─── TASK INPUT ───
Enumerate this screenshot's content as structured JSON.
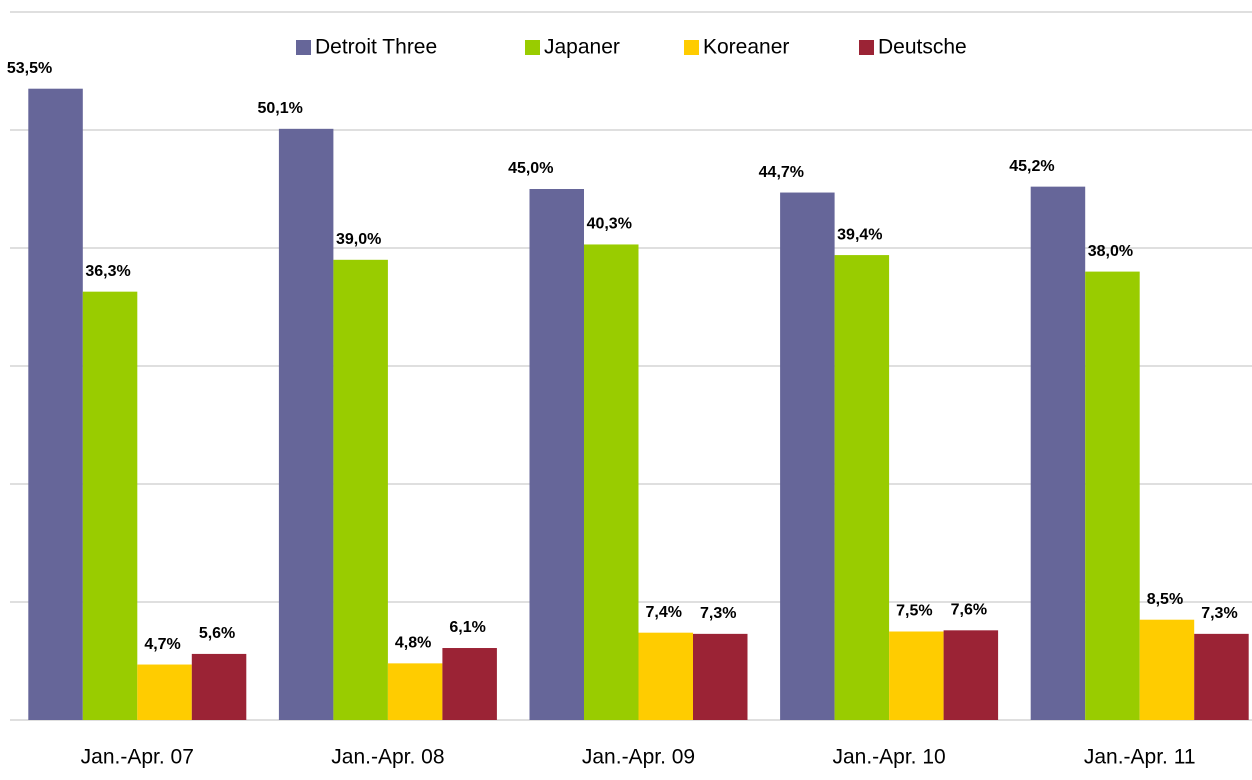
{
  "chart_data": {
    "type": "bar",
    "categories": [
      "Jan.-Apr. 07",
      "Jan.-Apr. 08",
      "Jan.-Apr. 09",
      "Jan.-Apr. 10",
      "Jan.-Apr. 11"
    ],
    "series": [
      {
        "name": "Detroit Three",
        "color": "#666699",
        "values": [
          53.5,
          50.1,
          45.0,
          44.7,
          45.2
        ],
        "value_labels": [
          "53,5%",
          "50,1%",
          "45,0%",
          "44,7%",
          "45,2%"
        ]
      },
      {
        "name": "Japaner",
        "color": "#99cc00",
        "values": [
          36.3,
          39.0,
          40.3,
          39.4,
          38.0
        ],
        "value_labels": [
          "36,3%",
          "39,0%",
          "40,3%",
          "39,4%",
          "38,0%"
        ]
      },
      {
        "name": "Koreaner",
        "color": "#ffcc00",
        "values": [
          4.7,
          4.8,
          7.4,
          7.5,
          8.5
        ],
        "value_labels": [
          "4,7%",
          "4,8%",
          "7,4%",
          "7,5%",
          "8,5%"
        ]
      },
      {
        "name": "Deutsche",
        "color": "#9b2335",
        "values": [
          5.6,
          6.1,
          7.3,
          7.6,
          7.3
        ],
        "value_labels": [
          "5,6%",
          "6,1%",
          "7,3%",
          "7,6%",
          "7,3%"
        ]
      }
    ],
    "ylim": [
      0,
      60
    ],
    "yticks": [
      0,
      10,
      20,
      30,
      40,
      50,
      60
    ],
    "grid": true,
    "legend": "top"
  }
}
───
> _DIRECTIONS FOR THIS TASK_:
Quote each line of the listing exactly, but leave the pictures out.

> _TASK SOLUTION_:
Enumerate this screenshot's content as structured JSON.
{
  "chart_data": {
    "type": "bar",
    "categories": [
      "Jan.-Apr. 07",
      "Jan.-Apr. 08",
      "Jan.-Apr. 09",
      "Jan.-Apr. 10",
      "Jan.-Apr. 11"
    ],
    "series": [
      {
        "name": "Detroit Three",
        "color": "#666699",
        "values": [
          53.5,
          50.1,
          45.0,
          44.7,
          45.2
        ],
        "value_labels": [
          "53,5%",
          "50,1%",
          "45,0%",
          "44,7%",
          "45,2%"
        ]
      },
      {
        "name": "Japaner",
        "color": "#99cc00",
        "values": [
          36.3,
          39.0,
          40.3,
          39.4,
          38.0
        ],
        "value_labels": [
          "36,3%",
          "39,0%",
          "40,3%",
          "39,4%",
          "38,0%"
        ]
      },
      {
        "name": "Koreaner",
        "color": "#ffcc00",
        "values": [
          4.7,
          4.8,
          7.4,
          7.5,
          8.5
        ],
        "value_labels": [
          "4,7%",
          "4,8%",
          "7,4%",
          "7,5%",
          "8,5%"
        ]
      },
      {
        "name": "Deutsche",
        "color": "#9b2335",
        "values": [
          5.6,
          6.1,
          7.3,
          7.6,
          7.3
        ],
        "value_labels": [
          "5,6%",
          "6,1%",
          "7,3%",
          "7,6%",
          "7,3%"
        ]
      }
    ],
    "ylim": [
      0,
      60
    ],
    "yticks": [
      0,
      10,
      20,
      30,
      40,
      50,
      60
    ],
    "grid": true,
    "legend": "top"
  }
}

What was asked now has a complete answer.